### Task description
Filter out everything except lines holding "Расчистка".

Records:
===============
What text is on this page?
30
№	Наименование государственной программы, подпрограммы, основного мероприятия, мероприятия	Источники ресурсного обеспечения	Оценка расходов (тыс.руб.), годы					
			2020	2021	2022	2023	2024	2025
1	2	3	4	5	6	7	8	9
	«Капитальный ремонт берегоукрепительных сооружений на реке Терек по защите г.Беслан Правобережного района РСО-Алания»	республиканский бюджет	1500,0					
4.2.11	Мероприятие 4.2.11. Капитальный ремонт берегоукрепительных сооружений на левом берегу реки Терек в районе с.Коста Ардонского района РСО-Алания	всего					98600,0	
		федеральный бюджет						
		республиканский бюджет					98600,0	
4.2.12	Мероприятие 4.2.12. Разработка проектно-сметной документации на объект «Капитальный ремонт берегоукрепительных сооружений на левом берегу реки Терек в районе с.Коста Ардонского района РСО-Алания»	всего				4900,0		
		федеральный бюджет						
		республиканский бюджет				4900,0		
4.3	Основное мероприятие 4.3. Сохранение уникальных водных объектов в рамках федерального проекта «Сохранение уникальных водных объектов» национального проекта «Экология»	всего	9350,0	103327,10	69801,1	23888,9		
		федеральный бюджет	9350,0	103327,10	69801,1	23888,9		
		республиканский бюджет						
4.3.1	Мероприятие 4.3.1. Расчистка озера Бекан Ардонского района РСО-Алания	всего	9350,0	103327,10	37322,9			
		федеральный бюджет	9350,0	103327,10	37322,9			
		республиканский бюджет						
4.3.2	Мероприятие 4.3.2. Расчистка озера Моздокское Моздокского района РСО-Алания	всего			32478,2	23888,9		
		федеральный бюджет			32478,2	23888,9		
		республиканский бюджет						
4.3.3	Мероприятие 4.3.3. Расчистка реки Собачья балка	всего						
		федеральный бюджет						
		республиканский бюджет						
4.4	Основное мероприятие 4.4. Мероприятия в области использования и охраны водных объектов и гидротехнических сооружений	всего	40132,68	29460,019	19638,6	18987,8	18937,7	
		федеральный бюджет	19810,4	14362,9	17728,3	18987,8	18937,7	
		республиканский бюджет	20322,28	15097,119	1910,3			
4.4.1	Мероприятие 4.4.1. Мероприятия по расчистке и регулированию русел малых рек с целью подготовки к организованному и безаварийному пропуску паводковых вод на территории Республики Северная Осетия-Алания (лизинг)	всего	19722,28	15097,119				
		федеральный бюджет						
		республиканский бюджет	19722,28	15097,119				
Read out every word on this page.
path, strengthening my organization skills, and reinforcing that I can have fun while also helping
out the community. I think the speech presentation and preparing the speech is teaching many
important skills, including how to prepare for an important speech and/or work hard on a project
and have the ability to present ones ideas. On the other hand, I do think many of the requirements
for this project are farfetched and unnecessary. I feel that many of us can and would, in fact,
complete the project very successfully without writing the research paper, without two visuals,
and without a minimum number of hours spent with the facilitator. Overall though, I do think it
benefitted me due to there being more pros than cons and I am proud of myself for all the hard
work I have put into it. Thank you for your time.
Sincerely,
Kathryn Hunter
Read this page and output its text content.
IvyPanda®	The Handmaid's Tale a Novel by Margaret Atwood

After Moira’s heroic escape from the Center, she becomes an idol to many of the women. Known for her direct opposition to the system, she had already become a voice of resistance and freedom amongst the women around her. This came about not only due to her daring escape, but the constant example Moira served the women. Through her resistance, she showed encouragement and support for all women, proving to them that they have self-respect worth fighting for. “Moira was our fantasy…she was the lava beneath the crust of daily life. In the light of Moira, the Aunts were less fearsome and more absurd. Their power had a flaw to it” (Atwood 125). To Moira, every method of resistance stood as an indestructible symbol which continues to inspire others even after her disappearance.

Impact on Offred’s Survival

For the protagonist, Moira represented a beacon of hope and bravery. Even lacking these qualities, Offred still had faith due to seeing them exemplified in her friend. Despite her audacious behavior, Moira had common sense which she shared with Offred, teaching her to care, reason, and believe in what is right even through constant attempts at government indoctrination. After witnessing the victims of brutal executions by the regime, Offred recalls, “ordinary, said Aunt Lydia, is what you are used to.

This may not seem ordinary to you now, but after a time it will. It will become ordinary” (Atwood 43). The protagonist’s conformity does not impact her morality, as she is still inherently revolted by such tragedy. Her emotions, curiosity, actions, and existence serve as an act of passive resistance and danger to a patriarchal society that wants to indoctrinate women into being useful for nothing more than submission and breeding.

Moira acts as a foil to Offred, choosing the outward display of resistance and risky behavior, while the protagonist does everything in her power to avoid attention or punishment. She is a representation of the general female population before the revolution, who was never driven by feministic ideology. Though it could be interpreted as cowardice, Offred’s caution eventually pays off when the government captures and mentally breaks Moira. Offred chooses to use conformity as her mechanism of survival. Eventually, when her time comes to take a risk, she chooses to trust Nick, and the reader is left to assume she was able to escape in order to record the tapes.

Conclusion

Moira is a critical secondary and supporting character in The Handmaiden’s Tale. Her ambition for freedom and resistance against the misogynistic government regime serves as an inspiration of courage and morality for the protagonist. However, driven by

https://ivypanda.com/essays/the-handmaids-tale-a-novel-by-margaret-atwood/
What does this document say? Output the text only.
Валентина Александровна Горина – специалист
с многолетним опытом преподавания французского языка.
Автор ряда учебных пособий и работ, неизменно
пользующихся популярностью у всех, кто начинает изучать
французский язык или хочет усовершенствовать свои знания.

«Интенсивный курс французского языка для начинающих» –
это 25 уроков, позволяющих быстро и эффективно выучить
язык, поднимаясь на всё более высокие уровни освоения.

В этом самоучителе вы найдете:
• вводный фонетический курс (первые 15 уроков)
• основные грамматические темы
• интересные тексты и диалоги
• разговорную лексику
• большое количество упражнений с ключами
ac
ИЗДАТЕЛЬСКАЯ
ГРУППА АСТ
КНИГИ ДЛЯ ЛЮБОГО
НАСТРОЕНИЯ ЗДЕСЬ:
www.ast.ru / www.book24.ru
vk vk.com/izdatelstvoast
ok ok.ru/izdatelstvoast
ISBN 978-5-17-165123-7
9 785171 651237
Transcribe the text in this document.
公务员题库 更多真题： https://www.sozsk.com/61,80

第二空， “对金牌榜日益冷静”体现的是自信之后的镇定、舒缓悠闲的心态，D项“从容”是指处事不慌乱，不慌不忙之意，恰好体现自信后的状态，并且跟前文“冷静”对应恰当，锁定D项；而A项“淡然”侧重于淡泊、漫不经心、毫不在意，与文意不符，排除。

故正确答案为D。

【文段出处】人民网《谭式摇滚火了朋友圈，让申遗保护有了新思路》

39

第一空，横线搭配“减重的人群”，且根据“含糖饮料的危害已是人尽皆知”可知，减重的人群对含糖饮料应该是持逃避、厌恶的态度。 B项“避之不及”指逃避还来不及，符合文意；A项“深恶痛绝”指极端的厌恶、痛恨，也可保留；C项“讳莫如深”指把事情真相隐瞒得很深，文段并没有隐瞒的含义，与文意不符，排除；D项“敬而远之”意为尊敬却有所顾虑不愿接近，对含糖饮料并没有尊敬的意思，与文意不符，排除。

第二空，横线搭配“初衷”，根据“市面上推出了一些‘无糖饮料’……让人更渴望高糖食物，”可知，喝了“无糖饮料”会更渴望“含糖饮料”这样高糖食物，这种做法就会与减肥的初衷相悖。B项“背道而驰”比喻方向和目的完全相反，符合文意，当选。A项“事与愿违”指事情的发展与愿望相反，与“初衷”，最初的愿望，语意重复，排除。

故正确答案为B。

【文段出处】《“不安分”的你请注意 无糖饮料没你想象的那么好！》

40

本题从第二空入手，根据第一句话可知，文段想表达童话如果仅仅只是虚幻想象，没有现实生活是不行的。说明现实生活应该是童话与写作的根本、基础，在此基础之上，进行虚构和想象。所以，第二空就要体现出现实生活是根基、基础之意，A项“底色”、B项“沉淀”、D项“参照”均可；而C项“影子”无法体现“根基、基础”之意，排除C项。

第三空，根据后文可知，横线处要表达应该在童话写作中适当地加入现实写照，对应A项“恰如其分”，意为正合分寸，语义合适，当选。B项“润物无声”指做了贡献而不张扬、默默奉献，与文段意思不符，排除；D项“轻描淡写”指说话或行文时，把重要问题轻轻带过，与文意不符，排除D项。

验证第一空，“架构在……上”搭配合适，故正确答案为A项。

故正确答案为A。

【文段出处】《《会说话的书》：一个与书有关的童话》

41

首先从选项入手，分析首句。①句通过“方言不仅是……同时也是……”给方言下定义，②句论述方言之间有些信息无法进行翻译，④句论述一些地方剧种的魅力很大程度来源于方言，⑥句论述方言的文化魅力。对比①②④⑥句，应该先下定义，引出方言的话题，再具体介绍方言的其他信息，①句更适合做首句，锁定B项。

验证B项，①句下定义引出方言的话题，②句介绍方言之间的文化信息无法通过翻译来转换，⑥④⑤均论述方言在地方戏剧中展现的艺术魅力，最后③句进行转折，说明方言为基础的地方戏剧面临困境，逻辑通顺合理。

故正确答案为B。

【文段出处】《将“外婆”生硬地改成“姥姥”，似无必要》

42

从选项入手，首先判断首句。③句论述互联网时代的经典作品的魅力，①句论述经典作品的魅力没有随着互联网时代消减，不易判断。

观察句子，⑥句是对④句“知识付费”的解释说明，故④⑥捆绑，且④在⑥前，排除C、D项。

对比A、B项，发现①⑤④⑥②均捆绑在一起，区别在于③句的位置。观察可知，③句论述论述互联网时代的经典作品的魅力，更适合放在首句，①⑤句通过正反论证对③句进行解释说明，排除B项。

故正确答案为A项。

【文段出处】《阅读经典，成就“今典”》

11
===============
### Output
4.3.1	Мероприятие 4.3.1. Расчистка озера Бекан Ардонского района РСО-Алания	всего	9350,0	103327,10	37322,9			
4.3.2	Мероприятие 4.3.2. Расчистка озера Моздокское Моздокского района РСО-Алания	всего			32478,2	23888,9		
4.3.3	Мероприятие 4.3.3. Расчистка реки Собачья балка	всего						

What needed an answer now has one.